### Supplied data
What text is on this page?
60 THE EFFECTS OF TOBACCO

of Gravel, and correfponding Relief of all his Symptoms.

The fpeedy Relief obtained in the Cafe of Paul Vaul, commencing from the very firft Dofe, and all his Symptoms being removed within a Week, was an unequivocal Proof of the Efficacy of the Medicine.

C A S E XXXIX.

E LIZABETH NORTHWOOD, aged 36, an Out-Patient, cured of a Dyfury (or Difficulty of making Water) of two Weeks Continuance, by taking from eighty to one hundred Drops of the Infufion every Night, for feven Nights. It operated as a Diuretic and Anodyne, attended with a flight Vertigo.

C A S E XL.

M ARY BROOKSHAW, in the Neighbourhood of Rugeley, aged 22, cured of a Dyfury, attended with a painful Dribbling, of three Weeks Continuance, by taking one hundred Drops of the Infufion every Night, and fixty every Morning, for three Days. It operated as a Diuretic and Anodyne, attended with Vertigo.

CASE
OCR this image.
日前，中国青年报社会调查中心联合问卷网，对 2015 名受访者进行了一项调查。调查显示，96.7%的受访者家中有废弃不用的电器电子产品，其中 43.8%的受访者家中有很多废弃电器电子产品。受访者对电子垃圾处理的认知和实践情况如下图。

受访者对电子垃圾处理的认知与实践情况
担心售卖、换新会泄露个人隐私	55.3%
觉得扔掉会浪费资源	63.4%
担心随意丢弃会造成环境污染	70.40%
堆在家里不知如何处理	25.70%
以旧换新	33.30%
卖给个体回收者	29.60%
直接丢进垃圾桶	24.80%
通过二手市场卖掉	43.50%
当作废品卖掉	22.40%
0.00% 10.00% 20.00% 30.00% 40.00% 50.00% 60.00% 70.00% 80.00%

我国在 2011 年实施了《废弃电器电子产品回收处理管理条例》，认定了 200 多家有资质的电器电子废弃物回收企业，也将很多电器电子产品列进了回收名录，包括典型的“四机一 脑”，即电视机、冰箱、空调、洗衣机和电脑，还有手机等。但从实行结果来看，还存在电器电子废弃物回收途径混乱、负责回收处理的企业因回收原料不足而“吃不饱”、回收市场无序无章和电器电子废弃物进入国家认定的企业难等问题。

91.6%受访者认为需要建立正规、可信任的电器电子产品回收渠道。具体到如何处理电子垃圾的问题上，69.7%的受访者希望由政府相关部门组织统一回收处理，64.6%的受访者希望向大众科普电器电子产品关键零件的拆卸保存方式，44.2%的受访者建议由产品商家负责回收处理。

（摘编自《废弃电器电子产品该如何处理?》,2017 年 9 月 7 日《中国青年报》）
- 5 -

### What is being asked
Output every record above exactly as it appears.

### Response below
What text is on this page?
60 THE EFFECTS OF TOBACCO

of Gravel, and correfponding Relief of all his Symptoms.

The fpeedy Relief obtained in the Cafe of Paul Vaul, commencing from the very firft Dofe, and all his Symptoms being removed within a Week, was an unequivocal Proof of the Efficacy of the Medicine.

C A S E XXXIX.

E LIZABETH NORTHWOOD, aged 36, an Out-Patient, cured of a Dyfury (or Difficulty of making Water) of two Weeks Continuance, by taking from eighty to one hundred Drops of the Infufion every Night, for feven Nights. It operated as a Diuretic and Anodyne, attended with a flight Vertigo.

C A S E XL.

M ARY BROOKSHAW, in the Neighbourhood of Rugeley, aged 22, cured of a Dyfury, attended with a painful Dribbling, of three Weeks Continuance, by taking one hundred Drops of the Infufion every Night, and fixty every Morning, for three Days. It operated as a Diuretic and Anodyne, attended with Vertigo.

CASE
OCR this image.
日前，中国青年报社会调查中心联合问卷网，对 2015 名受访者进行了一项调查。调查显示，96.7%的受访者家中有废弃不用的电器电子产品，其中 43.8%的受访者家中有很多废弃电器电子产品。受访者对电子垃圾处理的认知和实践情况如下图。

受访者对电子垃圾处理的认知与实践情况
担心售卖、换新会泄露个人隐私	55.3%
觉得扔掉会浪费资源	63.4%
担心随意丢弃会造成环境污染	70.40%
堆在家里不知如何处理	25.70%
以旧换新	33.30%
卖给个体回收者	29.60%
直接丢进垃圾桶	24.80%
通过二手市场卖掉	43.50%
当作废品卖掉	22.40%
0.00% 10.00% 20.00% 30.00% 40.00% 50.00% 60.00% 70.00% 80.00%

我国在 2011 年实施了《废弃电器电子产品回收处理管理条例》，认定了 200 多家有资质的电器电子废弃物回收企业，也将很多电器电子产品列进了回收名录，包括典型的“四机一 脑”，即电视机、冰箱、空调、洗衣机和电脑，还有手机等。但从实行结果来看，还存在电器电子废弃物回收途径混乱、负责回收处理的企业因回收原料不足而“吃不饱”、回收市场无序无章和电器电子废弃物进入国家认定的企业难等问题。

91.6%受访者认为需要建立正规、可信任的电器电子产品回收渠道。具体到如何处理电子垃圾的问题上，69.7%的受访者希望由政府相关部门组织统一回收处理，64.6%的受访者希望向大众科普电器电子产品关键零件的拆卸保存方式，44.2%的受访者建议由产品商家负责回收处理。

（摘编自《废弃电器电子产品该如何处理?》,2017 年 9 月 7 日《中国青年报》）
- 5 -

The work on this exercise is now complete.